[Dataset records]
----------------

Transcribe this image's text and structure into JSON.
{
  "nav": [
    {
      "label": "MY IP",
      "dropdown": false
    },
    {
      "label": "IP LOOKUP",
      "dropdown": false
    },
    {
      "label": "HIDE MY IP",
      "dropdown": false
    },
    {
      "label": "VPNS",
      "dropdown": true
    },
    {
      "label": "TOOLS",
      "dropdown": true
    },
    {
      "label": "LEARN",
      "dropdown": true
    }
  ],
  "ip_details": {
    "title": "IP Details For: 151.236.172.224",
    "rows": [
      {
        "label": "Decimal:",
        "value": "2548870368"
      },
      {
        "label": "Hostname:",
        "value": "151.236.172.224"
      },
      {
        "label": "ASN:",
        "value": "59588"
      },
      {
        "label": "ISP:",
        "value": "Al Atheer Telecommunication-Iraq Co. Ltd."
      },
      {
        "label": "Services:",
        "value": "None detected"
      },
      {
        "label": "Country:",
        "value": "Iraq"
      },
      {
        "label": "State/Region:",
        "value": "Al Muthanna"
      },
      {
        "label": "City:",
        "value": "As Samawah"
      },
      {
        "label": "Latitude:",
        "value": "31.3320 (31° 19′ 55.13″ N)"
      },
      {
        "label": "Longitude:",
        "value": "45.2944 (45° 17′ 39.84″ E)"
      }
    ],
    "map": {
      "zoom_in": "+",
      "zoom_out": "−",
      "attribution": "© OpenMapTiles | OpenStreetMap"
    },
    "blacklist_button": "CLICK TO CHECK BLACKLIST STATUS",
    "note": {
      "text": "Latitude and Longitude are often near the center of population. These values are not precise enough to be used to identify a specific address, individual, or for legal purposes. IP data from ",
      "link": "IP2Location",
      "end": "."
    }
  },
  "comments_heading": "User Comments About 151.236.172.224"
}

----------------

DESCRIPTION OF THE TASK:
Search the data for "Latitude". Copy every matching line.

EXERCISE OUTPUT:
        "label": "Latitude:",
      "text": "Latitude and Longitude are often near the center of population. These values are not precise enough to be used to identify a specific address, individual, or for legal purposes. IP data from ",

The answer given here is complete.